[Data listing]
———
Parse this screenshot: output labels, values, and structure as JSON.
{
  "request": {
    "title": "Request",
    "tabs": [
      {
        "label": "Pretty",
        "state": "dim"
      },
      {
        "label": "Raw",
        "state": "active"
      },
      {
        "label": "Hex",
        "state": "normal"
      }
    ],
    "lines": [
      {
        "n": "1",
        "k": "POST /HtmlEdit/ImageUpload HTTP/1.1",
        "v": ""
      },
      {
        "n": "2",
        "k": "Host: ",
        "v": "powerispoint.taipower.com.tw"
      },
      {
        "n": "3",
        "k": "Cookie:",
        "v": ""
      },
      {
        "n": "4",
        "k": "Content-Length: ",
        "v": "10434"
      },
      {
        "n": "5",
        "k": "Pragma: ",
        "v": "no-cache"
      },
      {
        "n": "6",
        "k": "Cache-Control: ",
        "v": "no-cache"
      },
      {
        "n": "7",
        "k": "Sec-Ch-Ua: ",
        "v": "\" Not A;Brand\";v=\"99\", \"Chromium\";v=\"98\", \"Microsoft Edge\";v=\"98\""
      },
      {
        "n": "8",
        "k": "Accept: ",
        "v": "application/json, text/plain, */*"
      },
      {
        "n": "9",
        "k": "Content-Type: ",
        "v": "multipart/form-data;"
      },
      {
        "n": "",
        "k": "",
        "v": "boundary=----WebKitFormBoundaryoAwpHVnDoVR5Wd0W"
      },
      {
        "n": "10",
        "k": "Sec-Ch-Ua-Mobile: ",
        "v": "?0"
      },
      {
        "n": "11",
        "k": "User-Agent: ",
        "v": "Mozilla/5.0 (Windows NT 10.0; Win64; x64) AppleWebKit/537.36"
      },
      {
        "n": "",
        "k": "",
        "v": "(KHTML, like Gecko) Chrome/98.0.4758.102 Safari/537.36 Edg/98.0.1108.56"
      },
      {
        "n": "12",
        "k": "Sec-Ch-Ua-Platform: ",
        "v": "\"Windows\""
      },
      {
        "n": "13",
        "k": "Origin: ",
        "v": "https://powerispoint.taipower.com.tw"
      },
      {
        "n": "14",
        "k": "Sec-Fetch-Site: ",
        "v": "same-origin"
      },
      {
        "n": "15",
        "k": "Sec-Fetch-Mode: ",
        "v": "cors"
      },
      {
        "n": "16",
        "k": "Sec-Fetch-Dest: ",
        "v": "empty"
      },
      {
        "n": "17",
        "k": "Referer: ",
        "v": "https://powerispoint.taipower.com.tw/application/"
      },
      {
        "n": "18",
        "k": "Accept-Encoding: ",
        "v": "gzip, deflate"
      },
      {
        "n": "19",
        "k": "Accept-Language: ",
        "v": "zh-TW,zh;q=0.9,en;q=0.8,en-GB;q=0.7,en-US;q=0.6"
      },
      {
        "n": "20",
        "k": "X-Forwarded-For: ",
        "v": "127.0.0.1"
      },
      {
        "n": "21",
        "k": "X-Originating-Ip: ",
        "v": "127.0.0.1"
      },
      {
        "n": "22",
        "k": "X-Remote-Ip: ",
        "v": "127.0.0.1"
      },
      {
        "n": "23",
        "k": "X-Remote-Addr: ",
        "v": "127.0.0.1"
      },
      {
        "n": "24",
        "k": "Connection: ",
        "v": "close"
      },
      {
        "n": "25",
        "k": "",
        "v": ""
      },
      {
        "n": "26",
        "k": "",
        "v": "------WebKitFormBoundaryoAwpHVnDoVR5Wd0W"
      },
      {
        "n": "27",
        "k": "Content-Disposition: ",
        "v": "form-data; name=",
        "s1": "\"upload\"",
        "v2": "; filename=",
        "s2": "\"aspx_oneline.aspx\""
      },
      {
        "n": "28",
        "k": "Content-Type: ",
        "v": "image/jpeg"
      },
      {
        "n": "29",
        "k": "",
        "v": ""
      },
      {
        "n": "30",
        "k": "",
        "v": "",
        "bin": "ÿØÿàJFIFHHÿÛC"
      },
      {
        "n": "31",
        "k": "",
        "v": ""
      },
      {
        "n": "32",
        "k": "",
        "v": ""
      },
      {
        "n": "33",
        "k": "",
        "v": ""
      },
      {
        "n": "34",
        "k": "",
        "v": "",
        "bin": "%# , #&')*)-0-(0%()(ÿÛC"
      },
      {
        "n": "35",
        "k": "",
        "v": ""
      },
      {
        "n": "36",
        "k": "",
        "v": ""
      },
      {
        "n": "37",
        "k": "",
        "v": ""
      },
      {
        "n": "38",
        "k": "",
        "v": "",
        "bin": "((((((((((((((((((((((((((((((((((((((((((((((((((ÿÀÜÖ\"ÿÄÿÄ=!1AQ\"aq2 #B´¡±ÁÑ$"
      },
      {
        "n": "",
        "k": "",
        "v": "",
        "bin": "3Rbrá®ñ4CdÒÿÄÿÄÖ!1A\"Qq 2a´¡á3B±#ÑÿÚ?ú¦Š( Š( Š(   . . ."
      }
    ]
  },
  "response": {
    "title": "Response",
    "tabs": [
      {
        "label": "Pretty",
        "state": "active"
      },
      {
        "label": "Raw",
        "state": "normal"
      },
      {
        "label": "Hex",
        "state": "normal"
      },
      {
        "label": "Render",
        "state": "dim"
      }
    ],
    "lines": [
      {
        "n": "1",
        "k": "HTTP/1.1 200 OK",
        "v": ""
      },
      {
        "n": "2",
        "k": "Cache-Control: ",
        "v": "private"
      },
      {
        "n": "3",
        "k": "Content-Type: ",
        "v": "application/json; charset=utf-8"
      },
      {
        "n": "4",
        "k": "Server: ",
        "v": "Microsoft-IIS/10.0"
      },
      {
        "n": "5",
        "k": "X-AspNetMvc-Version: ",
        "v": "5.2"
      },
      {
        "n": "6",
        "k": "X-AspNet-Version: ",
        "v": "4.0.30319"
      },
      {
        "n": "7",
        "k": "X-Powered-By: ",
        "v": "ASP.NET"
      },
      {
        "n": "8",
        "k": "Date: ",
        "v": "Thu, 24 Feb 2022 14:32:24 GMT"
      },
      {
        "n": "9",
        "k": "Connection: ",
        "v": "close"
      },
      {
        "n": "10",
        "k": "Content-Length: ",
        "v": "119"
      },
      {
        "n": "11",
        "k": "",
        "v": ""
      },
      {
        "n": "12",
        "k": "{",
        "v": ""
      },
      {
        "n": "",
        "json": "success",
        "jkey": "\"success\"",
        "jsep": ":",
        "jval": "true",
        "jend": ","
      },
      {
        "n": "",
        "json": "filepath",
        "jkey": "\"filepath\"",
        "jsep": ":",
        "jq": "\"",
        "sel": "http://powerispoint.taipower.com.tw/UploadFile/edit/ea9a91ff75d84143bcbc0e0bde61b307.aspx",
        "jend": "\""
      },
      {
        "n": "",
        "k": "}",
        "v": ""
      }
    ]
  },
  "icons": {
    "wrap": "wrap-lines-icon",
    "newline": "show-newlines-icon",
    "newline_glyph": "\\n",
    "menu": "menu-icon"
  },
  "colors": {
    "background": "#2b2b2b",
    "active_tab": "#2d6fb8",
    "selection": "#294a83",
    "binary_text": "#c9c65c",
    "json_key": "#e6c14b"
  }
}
———
Short task =
Restate the whole of the material exactly.

Response =
Parse this screenshot: output labels, values, and structure as JSON.
{
  "request": {
    "title": "Request",
    "tabs": [
      {
        "label": "Pretty",
        "state": "dim"
      },
      {
        "label": "Raw",
        "state": "active"
      },
      {
        "label": "Hex",
        "state": "normal"
      }
    ],
    "lines": [
      {
        "n": "1",
        "k": "POST /HtmlEdit/ImageUpload HTTP/1.1",
        "v": ""
      },
      {
        "n": "2",
        "k": "Host: ",
        "v": "powerispoint.taipower.com.tw"
      },
      {
        "n": "3",
        "k": "Cookie:",
        "v": ""
      },
      {
        "n": "4",
        "k": "Content-Length: ",
        "v": "10434"
      },
      {
        "n": "5",
        "k": "Pragma: ",
        "v": "no-cache"
      },
      {
        "n": "6",
        "k": "Cache-Control: ",
        "v": "no-cache"
      },
      {
        "n": "7",
        "k": "Sec-Ch-Ua: ",
        "v": "\" Not A;Brand\";v=\"99\", \"Chromium\";v=\"98\", \"Microsoft Edge\";v=\"98\""
      },
      {
        "n": "8",
        "k": "Accept: ",
        "v": "application/json, text/plain, */*"
      },
      {
        "n": "9",
        "k": "Content-Type: ",
        "v": "multipart/form-data;"
      },
      {
        "n": "",
        "k": "",
        "v": "boundary=----WebKitFormBoundaryoAwpHVnDoVR5Wd0W"
      },
      {
        "n": "10",
        "k": "Sec-Ch-Ua-Mobile: ",
        "v": "?0"
      },
      {
        "n": "11",
        "k": "User-Agent: ",
        "v": "Mozilla/5.0 (Windows NT 10.0; Win64; x64) AppleWebKit/537.36"
      },
      {
        "n": "",
        "k": "",
        "v": "(KHTML, like Gecko) Chrome/98.0.4758.102 Safari/537.36 Edg/98.0.1108.56"
      },
      {
        "n": "12",
        "k": "Sec-Ch-Ua-Platform: ",
        "v": "\"Windows\""
      },
      {
        "n": "13",
        "k": "Origin: ",
        "v": "https://powerispoint.taipower.com.tw"
      },
      {
        "n": "14",
        "k": "Sec-Fetch-Site: ",
        "v": "same-origin"
      },
      {
        "n": "15",
        "k": "Sec-Fetch-Mode: ",
        "v": "cors"
      },
      {
        "n": "16",
        "k": "Sec-Fetch-Dest: ",
        "v": "empty"
      },
      {
        "n": "17",
        "k": "Referer: ",
        "v": "https://powerispoint.taipower.com.tw/application/"
      },
      {
        "n": "18",
        "k": "Accept-Encoding: ",
        "v": "gzip, deflate"
      },
      {
        "n": "19",
        "k": "Accept-Language: ",
        "v": "zh-TW,zh;q=0.9,en;q=0.8,en-GB;q=0.7,en-US;q=0.6"
      },
      {
        "n": "20",
        "k": "X-Forwarded-For: ",
        "v": "127.0.0.1"
      },
      {
        "n": "21",
        "k": "X-Originating-Ip: ",
        "v": "127.0.0.1"
      },
      {
        "n": "22",
        "k": "X-Remote-Ip: ",
        "v": "127.0.0.1"
      },
      {
        "n": "23",
        "k": "X-Remote-Addr: ",
        "v": "127.0.0.1"
      },
      {
        "n": "24",
        "k": "Connection: ",
        "v": "close"
      },
      {
        "n": "25",
        "k": "",
        "v": ""
      },
      {
        "n": "26",
        "k": "",
        "v": "------WebKitFormBoundaryoAwpHVnDoVR5Wd0W"
      },
      {
        "n": "27",
        "k": "Content-Disposition: ",
        "v": "form-data; name=",
        "s1": "\"upload\"",
        "v2": "; filename=",
        "s2": "\"aspx_oneline.aspx\""
      },
      {
        "n": "28",
        "k": "Content-Type: ",
        "v": "image/jpeg"
      },
      {
        "n": "29",
        "k": "",
        "v": ""
      },
      {
        "n": "30",
        "k": "",
        "v": "",
        "bin": "ÿØÿàJFIFHHÿÛC"
      },
      {
        "n": "31",
        "k": "",
        "v": ""
      },
      {
        "n": "32",
        "k": "",
        "v": ""
      },
      {
        "n": "33",
        "k": "",
        "v": ""
      },
      {
        "n": "34",
        "k": "",
        "v": "",
        "bin": "%# , #&')*)-0-(0%()(ÿÛC"
      },
      {
        "n": "35",
        "k": "",
        "v": ""
      },
      {
        "n": "36",
        "k": "",
        "v": ""
      },
      {
        "n": "37",
        "k": "",
        "v": ""
      },
      {
        "n": "38",
        "k": "",
        "v": "",
        "bin": "((((((((((((((((((((((((((((((((((((((((((((((((((ÿÀÜÖ\"ÿÄÿÄ=!1AQ\"aq2 #B´¡±ÁÑ$"
      },
      {
        "n": "",
        "k": "",
        "v": "",
        "bin": "3Rbrá®ñ4CdÒÿÄÿÄÖ!1A\"Qq 2a´¡á3B±#ÑÿÚ?ú¦Š( Š( Š(   . . ."
      }
    ]
  },
  "response": {
    "title": "Response",
    "tabs": [
      {
        "label": "Pretty",
        "state": "active"
      },
      {
        "label": "Raw",
        "state": "normal"
      },
      {
        "label": "Hex",
        "state": "normal"
      },
      {
        "label": "Render",
        "state": "dim"
      }
    ],
    "lines": [
      {
        "n": "1",
        "k": "HTTP/1.1 200 OK",
        "v": ""
      },
      {
        "n": "2",
        "k": "Cache-Control: ",
        "v": "private"
      },
      {
        "n": "3",
        "k": "Content-Type: ",
        "v": "application/json; charset=utf-8"
      },
      {
        "n": "4",
        "k": "Server: ",
        "v": "Microsoft-IIS/10.0"
      },
      {
        "n": "5",
        "k": "X-AspNetMvc-Version: ",
        "v": "5.2"
      },
      {
        "n": "6",
        "k": "X-AspNet-Version: ",
        "v": "4.0.30319"
      },
      {
        "n": "7",
        "k": "X-Powered-By: ",
        "v": "ASP.NET"
      },
      {
        "n": "8",
        "k": "Date: ",
        "v": "Thu, 24 Feb 2022 14:32:24 GMT"
      },
      {
        "n": "9",
        "k": "Connection: ",
        "v": "close"
      },
      {
        "n": "10",
        "k": "Content-Length: ",
        "v": "119"
      },
      {
        "n": "11",
        "k": "",
        "v": ""
      },
      {
        "n": "12",
        "k": "{",
        "v": ""
      },
      {
        "n": "",
        "json": "success",
        "jkey": "\"success\"",
        "jsep": ":",
        "jval": "true",
        "jend": ","
      },
      {
        "n": "",
        "json": "filepath",
        "jkey": "\"filepath\"",
        "jsep": ":",
        "jq": "\"",
        "sel": "http://powerispoint.taipower.com.tw/UploadFile/edit/ea9a91ff75d84143bcbc0e0bde61b307.aspx",
        "jend": "\""
      },
      {
        "n": "",
        "k": "}",
        "v": ""
      }
    ]
  },
  "icons": {
    "wrap": "wrap-lines-icon",
    "newline": "show-newlines-icon",
    "newline_glyph": "\\n",
    "menu": "menu-icon"
  },
  "colors": {
    "background": "#2b2b2b",
    "active_tab": "#2d6fb8",
    "selection": "#294a83",
    "binary_text": "#c9c65c",
    "json_key": "#e6c14b"
  }
}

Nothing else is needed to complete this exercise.